▶ **Short problem**
Copy each line in the data that includes the word "Victim".

▶ **Dataset excerpt**
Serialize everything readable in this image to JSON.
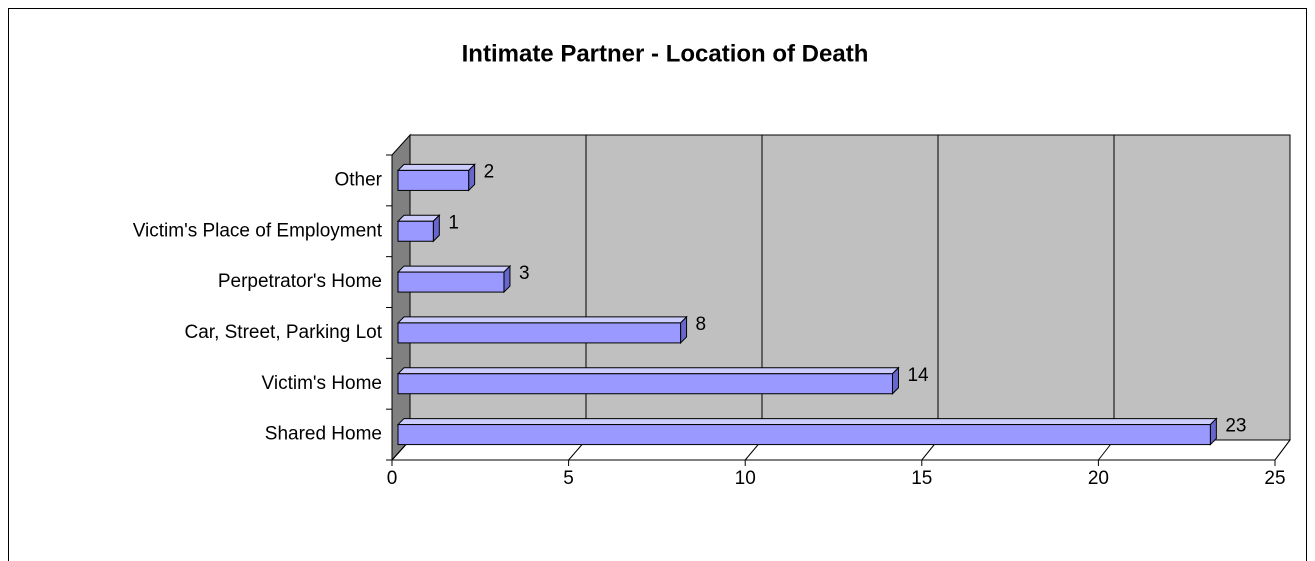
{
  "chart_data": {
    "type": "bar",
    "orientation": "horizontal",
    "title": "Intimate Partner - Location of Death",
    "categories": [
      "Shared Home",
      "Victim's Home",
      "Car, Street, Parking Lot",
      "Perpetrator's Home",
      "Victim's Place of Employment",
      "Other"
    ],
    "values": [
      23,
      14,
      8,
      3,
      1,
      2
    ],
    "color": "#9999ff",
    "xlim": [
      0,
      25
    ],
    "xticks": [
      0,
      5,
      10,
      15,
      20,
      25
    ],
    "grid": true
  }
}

---

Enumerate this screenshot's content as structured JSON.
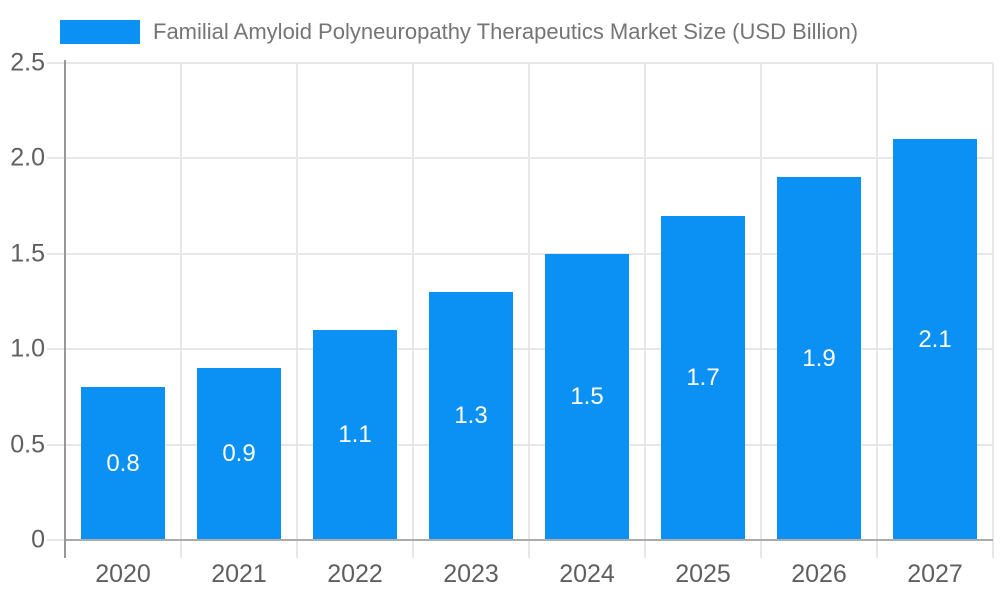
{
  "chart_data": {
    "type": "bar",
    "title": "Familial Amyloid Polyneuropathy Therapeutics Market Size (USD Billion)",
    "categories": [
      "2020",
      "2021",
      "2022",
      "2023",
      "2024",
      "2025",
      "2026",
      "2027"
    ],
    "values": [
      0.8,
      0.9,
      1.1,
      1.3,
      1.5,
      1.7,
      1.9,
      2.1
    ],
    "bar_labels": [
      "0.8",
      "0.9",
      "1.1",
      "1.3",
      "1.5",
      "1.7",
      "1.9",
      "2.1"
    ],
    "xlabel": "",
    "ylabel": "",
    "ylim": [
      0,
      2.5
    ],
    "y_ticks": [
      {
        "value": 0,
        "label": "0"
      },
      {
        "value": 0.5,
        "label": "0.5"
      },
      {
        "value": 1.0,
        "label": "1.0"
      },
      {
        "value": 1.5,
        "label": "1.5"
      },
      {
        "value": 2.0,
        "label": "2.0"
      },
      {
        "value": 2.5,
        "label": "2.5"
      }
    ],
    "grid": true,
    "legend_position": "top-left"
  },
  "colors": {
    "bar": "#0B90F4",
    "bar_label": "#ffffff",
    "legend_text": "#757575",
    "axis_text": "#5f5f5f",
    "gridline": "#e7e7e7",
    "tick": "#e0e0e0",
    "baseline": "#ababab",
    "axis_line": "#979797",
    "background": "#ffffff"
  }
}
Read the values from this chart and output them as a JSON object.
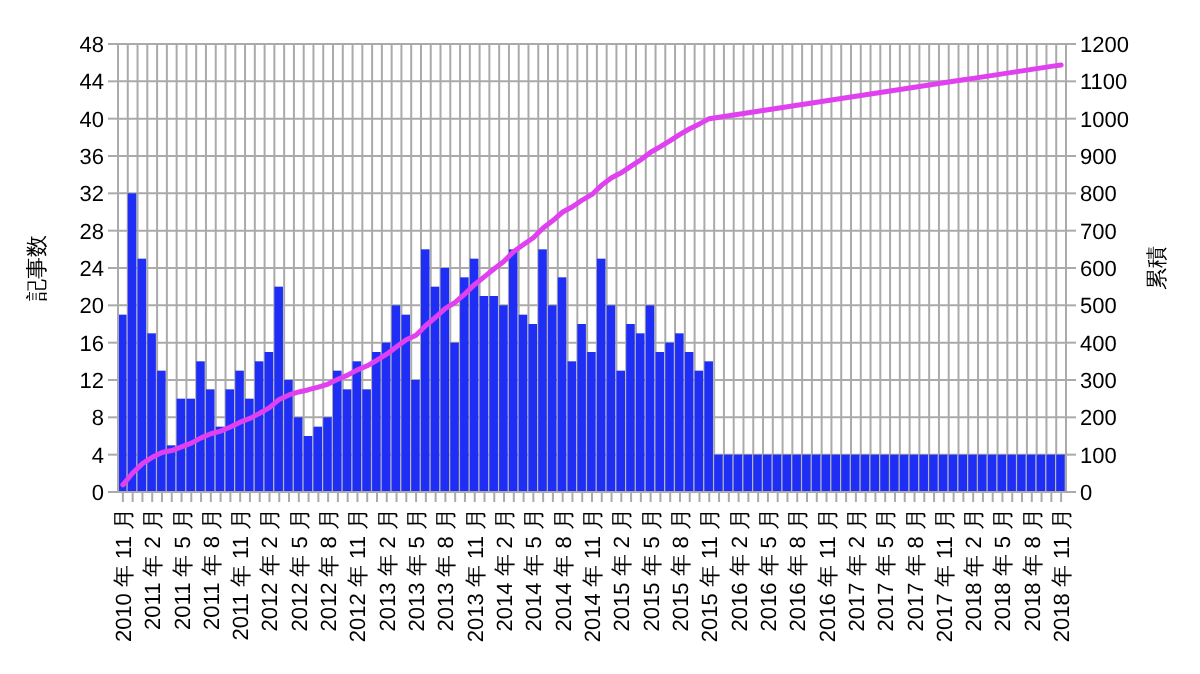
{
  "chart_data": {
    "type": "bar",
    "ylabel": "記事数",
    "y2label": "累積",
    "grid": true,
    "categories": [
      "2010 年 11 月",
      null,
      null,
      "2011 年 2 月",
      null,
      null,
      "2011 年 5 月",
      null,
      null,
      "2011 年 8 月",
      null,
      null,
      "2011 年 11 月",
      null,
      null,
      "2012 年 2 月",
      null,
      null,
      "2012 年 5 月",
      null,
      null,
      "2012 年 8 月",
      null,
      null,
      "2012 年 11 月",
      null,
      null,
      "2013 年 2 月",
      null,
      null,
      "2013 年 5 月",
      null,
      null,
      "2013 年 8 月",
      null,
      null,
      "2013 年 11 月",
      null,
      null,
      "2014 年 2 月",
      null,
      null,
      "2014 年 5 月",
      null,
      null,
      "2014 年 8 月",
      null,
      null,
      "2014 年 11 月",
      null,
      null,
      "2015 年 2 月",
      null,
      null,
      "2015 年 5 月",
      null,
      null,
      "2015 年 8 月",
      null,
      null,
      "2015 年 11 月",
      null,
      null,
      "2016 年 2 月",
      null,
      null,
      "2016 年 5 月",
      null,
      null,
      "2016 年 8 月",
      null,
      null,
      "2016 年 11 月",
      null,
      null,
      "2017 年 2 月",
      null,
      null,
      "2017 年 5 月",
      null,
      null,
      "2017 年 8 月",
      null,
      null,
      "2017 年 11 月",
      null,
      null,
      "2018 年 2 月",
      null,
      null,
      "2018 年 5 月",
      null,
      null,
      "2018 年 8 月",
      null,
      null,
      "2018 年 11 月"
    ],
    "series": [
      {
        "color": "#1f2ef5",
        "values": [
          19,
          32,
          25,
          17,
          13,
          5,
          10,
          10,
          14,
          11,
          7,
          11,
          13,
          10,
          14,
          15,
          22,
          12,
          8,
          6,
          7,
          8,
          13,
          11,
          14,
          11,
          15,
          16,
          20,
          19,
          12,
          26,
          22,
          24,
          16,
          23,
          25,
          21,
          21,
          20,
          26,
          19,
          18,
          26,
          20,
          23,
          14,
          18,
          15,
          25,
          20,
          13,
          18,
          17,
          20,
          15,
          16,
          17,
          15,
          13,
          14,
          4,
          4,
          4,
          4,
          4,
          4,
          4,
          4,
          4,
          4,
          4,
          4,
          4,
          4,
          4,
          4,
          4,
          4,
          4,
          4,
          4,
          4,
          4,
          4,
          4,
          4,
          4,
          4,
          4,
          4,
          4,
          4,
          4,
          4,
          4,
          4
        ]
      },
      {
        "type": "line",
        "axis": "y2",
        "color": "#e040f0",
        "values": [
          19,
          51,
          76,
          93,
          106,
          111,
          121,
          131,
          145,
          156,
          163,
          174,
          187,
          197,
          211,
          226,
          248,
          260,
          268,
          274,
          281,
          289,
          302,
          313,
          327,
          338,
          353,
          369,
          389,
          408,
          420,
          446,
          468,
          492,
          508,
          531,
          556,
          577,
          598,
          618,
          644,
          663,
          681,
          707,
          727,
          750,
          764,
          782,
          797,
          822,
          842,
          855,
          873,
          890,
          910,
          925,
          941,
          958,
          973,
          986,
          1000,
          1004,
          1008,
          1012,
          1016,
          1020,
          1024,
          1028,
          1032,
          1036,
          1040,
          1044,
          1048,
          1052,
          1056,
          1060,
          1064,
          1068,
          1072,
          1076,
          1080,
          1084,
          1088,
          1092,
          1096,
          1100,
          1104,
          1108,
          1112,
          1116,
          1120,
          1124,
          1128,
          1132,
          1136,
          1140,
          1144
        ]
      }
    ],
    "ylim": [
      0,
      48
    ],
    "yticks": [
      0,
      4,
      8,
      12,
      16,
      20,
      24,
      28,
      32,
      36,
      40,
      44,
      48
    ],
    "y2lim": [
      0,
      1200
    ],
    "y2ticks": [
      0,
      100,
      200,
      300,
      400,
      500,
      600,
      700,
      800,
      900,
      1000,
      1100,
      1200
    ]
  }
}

▶ **Answer to the exercise**
      "Victim's Home",
      "Victim's Place of Employment",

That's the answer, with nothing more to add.